▸ **Directive**: Where a line in the listing below contains the word "services", copy that line.

▸ **Supplied records**:

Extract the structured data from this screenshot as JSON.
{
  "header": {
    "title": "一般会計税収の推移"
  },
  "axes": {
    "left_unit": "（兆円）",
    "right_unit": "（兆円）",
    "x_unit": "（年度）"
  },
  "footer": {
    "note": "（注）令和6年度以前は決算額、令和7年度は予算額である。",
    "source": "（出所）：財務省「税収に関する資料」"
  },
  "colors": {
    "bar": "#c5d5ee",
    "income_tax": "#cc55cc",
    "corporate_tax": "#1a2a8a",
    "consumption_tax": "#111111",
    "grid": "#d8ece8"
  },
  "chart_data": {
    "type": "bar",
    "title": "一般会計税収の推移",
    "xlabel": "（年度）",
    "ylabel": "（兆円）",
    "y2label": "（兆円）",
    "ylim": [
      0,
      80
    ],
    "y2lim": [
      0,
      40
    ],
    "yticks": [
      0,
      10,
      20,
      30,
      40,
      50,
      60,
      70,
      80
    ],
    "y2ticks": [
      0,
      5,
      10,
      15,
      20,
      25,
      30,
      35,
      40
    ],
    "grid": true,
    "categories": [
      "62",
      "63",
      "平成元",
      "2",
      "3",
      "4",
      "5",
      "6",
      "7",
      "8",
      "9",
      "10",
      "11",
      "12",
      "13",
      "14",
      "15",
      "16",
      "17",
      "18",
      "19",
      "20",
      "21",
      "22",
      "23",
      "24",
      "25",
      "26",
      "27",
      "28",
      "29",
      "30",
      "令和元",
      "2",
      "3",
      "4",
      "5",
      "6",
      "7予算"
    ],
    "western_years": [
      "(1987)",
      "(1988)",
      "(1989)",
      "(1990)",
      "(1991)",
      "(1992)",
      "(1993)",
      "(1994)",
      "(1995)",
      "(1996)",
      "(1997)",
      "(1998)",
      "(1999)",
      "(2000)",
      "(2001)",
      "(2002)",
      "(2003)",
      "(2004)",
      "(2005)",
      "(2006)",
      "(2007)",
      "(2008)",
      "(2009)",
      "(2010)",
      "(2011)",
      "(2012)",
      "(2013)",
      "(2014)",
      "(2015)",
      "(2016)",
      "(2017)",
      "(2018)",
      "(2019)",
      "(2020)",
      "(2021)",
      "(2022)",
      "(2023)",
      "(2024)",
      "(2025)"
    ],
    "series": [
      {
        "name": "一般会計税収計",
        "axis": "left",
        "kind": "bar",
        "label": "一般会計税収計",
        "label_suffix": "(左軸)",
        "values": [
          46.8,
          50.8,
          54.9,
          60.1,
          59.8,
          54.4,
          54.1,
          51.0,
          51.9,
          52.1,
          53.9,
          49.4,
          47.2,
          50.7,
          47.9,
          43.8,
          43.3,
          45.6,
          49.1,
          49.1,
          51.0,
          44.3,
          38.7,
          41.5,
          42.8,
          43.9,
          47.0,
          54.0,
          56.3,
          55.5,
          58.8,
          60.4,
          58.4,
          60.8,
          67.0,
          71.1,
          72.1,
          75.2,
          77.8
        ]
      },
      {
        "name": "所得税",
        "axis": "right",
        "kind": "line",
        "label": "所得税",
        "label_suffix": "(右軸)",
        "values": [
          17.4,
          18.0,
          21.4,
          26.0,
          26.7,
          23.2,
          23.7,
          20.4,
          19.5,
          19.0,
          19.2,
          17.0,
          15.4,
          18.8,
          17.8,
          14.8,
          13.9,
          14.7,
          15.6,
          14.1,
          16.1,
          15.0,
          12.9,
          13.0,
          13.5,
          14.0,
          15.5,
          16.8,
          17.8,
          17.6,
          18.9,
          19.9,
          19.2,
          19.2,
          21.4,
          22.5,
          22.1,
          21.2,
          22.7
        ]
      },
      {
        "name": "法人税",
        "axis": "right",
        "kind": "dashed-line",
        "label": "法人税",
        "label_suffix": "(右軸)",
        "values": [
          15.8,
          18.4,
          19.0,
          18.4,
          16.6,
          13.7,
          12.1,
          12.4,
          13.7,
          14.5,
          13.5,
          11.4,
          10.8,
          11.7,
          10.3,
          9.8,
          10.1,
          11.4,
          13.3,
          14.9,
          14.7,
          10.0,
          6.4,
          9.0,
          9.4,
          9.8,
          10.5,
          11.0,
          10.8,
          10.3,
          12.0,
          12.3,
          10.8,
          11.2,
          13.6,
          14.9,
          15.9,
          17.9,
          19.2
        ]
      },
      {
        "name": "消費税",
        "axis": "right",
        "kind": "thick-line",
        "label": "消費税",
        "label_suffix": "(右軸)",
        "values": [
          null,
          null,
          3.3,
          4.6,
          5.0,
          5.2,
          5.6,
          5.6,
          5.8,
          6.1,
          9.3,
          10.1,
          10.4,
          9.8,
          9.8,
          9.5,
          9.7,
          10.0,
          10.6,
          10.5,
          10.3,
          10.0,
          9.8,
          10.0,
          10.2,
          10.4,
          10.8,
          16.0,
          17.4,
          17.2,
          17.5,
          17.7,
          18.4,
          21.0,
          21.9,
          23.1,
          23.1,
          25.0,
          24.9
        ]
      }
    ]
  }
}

--

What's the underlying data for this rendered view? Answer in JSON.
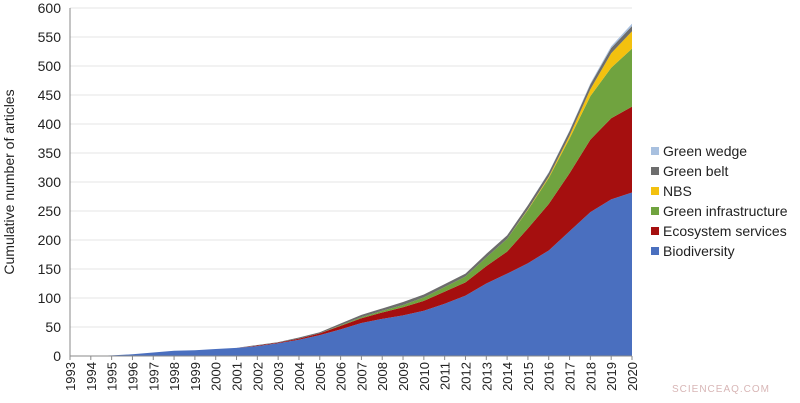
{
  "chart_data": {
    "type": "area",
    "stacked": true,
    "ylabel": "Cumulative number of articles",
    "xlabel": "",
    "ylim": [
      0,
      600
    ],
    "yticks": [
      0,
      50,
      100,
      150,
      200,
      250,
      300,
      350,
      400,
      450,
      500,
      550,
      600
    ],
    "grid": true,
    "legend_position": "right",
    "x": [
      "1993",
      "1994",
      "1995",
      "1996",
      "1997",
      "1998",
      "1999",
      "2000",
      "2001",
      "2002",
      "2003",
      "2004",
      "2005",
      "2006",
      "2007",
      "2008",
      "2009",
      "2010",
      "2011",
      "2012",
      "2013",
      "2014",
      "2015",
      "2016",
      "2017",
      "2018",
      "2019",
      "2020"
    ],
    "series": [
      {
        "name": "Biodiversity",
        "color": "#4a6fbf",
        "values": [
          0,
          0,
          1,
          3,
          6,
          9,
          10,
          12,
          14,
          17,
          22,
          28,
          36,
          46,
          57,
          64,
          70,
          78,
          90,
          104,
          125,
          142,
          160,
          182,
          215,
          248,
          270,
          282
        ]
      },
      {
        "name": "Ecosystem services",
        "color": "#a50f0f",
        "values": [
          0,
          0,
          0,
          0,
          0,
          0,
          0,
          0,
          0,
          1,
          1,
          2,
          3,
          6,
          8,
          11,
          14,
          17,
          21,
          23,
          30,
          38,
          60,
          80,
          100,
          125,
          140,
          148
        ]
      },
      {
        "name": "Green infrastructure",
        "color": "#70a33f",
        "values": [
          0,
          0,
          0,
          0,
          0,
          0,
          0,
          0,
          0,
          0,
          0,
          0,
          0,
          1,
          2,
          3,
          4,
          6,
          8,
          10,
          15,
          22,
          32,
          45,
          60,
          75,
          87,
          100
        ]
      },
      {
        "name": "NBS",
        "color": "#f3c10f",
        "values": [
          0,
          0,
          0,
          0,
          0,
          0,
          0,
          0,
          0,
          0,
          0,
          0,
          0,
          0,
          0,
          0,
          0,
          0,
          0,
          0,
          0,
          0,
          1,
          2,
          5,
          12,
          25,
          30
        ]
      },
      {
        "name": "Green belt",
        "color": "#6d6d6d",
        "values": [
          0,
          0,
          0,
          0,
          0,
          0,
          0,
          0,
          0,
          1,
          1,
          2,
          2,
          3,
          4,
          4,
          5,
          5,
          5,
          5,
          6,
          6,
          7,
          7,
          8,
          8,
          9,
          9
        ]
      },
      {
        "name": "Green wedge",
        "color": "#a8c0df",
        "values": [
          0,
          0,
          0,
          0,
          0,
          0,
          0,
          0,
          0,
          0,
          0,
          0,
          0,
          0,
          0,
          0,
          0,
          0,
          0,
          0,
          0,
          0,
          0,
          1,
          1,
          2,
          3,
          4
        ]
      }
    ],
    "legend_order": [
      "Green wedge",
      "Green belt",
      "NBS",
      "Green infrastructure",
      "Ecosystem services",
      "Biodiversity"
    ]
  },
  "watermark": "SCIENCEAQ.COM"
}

▸ **Answer below**:
        "name": "Ecosystem services",
      "Ecosystem services",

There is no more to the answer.